WORK TO COMPLETE –
Reproduce the rows verbatim, starting at the line that contains "List each element" and ending at the line that contains "wind-direction-arrow xyxy=(637,358,656,374)", with both of those lines included.

RECORD EXTRACTS –
——————————
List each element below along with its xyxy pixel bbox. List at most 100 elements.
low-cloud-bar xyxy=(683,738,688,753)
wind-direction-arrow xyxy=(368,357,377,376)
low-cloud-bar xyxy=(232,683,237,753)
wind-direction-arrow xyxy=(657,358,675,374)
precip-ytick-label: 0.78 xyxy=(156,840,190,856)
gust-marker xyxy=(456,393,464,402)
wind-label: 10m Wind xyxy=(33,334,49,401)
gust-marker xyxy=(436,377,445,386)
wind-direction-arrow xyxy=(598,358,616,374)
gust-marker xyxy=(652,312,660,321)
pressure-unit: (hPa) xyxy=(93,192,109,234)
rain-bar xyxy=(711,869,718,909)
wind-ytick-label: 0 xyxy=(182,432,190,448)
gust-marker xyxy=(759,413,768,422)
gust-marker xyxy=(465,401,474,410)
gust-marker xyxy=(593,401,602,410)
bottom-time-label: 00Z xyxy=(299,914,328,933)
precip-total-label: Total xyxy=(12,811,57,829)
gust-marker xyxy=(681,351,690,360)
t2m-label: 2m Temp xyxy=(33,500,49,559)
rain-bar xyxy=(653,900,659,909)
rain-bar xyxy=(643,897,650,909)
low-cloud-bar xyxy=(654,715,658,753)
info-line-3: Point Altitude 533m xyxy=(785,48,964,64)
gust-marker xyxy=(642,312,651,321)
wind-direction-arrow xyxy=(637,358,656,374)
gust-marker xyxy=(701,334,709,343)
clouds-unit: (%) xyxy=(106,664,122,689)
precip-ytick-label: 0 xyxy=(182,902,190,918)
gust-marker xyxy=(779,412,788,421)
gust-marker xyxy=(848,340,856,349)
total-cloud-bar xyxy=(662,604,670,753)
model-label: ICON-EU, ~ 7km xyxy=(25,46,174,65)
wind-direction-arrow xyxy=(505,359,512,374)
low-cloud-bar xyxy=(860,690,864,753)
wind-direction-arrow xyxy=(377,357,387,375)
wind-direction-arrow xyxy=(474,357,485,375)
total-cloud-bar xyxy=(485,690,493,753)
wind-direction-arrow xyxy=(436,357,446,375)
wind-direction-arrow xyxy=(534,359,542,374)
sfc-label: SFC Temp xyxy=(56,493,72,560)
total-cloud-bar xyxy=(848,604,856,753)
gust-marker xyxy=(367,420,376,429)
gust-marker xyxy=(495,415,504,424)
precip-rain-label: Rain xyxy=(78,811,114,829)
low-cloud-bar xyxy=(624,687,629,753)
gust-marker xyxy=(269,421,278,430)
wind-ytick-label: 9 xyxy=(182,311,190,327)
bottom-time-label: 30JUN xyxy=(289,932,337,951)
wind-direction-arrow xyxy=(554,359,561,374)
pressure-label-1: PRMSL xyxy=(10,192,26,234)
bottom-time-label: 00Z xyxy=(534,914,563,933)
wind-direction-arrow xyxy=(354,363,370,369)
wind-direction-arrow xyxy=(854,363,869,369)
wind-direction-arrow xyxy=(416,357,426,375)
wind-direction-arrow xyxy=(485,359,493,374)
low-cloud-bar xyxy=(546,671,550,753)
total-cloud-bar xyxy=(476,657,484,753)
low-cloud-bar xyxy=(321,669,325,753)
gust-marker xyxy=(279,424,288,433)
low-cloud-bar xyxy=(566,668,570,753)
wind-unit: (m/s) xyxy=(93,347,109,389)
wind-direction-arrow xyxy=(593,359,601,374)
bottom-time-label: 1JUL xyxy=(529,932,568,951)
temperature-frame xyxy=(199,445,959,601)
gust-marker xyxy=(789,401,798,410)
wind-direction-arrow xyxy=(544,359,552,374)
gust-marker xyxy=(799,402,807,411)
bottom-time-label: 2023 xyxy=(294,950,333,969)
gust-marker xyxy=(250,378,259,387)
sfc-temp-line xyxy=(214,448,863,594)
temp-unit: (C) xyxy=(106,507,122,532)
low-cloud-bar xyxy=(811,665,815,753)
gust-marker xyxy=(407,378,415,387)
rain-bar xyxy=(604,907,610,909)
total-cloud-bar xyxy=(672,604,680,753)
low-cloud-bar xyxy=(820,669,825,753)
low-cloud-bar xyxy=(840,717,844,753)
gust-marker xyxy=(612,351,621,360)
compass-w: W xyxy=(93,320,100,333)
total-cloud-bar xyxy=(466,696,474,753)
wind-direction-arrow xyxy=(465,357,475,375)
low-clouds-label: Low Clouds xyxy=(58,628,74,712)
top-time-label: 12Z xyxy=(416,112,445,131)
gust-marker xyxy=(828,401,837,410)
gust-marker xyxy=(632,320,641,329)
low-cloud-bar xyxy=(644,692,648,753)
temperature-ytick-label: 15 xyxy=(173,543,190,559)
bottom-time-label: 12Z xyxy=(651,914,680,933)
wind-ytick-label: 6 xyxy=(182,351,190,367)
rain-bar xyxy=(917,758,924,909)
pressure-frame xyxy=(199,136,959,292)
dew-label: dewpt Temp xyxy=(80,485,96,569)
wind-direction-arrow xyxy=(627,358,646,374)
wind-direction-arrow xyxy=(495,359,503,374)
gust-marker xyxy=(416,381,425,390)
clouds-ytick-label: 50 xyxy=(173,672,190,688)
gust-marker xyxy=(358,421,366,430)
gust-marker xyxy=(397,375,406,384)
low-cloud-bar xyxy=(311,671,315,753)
——————————
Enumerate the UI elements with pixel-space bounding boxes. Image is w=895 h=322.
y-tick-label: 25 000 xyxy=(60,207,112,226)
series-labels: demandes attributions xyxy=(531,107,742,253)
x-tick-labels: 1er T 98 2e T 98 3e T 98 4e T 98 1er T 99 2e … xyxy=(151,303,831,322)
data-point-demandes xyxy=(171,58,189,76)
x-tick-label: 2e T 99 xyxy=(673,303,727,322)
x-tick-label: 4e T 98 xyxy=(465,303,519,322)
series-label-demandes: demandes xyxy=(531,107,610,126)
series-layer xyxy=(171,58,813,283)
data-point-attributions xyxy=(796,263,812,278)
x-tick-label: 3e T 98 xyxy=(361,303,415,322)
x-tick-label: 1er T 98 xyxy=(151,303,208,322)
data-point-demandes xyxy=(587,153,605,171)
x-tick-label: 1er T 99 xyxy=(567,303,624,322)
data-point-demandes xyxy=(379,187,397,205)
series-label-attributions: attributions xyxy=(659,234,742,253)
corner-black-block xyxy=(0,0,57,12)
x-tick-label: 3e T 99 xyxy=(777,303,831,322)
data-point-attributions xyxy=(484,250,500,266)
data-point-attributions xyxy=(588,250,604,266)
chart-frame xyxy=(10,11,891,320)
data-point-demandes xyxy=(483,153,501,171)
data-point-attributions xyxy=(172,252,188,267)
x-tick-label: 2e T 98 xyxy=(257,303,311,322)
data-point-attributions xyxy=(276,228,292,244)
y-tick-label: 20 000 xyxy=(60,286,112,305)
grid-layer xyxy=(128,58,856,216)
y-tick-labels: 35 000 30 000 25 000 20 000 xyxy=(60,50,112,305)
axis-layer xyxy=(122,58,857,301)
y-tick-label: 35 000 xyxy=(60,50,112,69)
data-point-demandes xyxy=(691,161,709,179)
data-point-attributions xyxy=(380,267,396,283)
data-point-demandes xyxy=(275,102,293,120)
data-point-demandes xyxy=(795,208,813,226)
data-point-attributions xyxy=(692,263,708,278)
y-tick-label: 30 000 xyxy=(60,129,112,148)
——————————
SOLUTION –
List each element below along with its xyxy pixel bbox. List at most 100 elements.
low-cloud-bar xyxy=(683,738,688,753)
wind-direction-arrow xyxy=(368,357,377,376)
low-cloud-bar xyxy=(232,683,237,753)
wind-direction-arrow xyxy=(657,358,675,374)
precip-ytick-label: 0.78 xyxy=(156,840,190,856)
gust-marker xyxy=(456,393,464,402)
wind-label: 10m Wind xyxy=(33,334,49,401)
gust-marker xyxy=(436,377,445,386)
wind-direction-arrow xyxy=(598,358,616,374)
gust-marker xyxy=(652,312,660,321)
pressure-unit: (hPa) xyxy=(93,192,109,234)
rain-bar xyxy=(711,869,718,909)
wind-ytick-label: 0 xyxy=(182,432,190,448)
gust-marker xyxy=(759,413,768,422)
gust-marker xyxy=(465,401,474,410)
gust-marker xyxy=(593,401,602,410)
bottom-time-label: 00Z xyxy=(299,914,328,933)
precip-total-label: Total xyxy=(12,811,57,829)
gust-marker xyxy=(681,351,690,360)
t2m-label: 2m Temp xyxy=(33,500,49,559)
rain-bar xyxy=(653,900,659,909)
rain-bar xyxy=(643,897,650,909)
low-cloud-bar xyxy=(654,715,658,753)
info-line-3: Point Altitude 533m xyxy=(785,48,964,64)
gust-marker xyxy=(642,312,651,321)
wind-direction-arrow xyxy=(637,358,656,374)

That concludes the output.